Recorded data
====

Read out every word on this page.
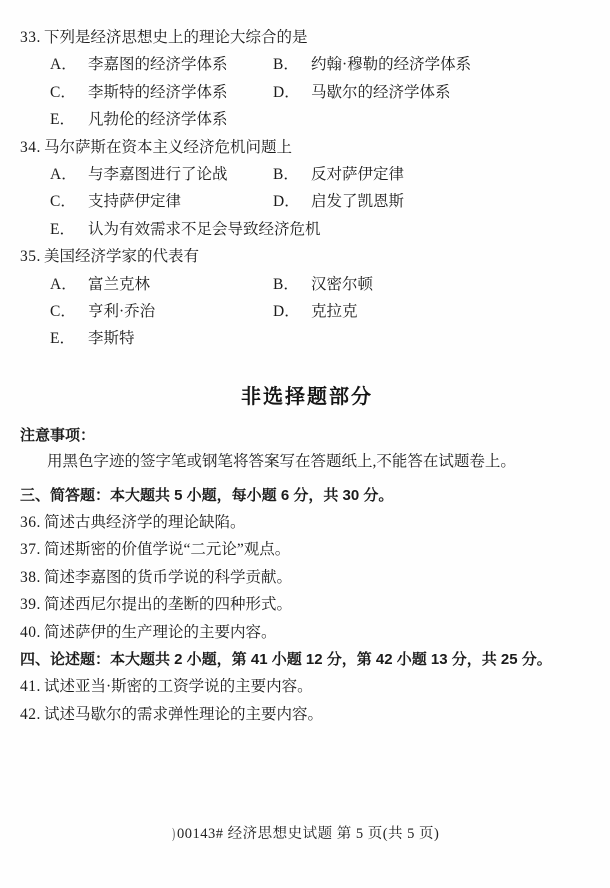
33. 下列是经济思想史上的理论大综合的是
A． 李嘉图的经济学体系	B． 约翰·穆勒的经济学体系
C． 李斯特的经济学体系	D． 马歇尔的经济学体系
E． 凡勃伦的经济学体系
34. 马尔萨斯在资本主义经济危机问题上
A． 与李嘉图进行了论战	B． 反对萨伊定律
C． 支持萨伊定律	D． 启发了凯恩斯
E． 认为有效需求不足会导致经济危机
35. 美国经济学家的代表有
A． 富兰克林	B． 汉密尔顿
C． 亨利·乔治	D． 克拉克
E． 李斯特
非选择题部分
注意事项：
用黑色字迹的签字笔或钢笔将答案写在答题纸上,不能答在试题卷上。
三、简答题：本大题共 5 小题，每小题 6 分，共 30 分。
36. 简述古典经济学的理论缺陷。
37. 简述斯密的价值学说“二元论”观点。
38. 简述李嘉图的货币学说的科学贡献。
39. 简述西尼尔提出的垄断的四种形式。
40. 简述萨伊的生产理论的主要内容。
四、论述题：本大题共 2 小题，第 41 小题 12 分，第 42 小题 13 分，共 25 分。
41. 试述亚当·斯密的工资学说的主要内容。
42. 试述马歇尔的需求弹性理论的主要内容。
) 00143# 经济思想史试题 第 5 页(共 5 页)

====

= What the exercise asks =
The pictures should not appear in the copy; every other part of the records above must be returned exactly.

= Result =
Read out every word on this page.
33. 下列是经济思想史上的理论大综合的是
A． 李嘉图的经济学体系	B． 约翰·穆勒的经济学体系
C． 李斯特的经济学体系	D． 马歇尔的经济学体系
E． 凡勃伦的经济学体系
34. 马尔萨斯在资本主义经济危机问题上
A． 与李嘉图进行了论战	B． 反对萨伊定律
C． 支持萨伊定律	D． 启发了凯恩斯
E． 认为有效需求不足会导致经济危机
35. 美国经济学家的代表有
A． 富兰克林	B． 汉密尔顿
C． 亨利·乔治	D． 克拉克
E． 李斯特
非选择题部分
注意事项：
用黑色字迹的签字笔或钢笔将答案写在答题纸上,不能答在试题卷上。
三、简答题：本大题共 5 小题，每小题 6 分，共 30 分。
36. 简述古典经济学的理论缺陷。
37. 简述斯密的价值学说“二元论”观点。
38. 简述李嘉图的货币学说的科学贡献。
39. 简述西尼尔提出的垄断的四种形式。
40. 简述萨伊的生产理论的主要内容。
四、论述题：本大题共 2 小题，第 41 小题 12 分，第 42 小题 13 分，共 25 分。
41. 试述亚当·斯密的工资学说的主要内容。
42. 试述马歇尔的需求弹性理论的主要内容。
) 00143# 经济思想史试题 第 5 页(共 5 页)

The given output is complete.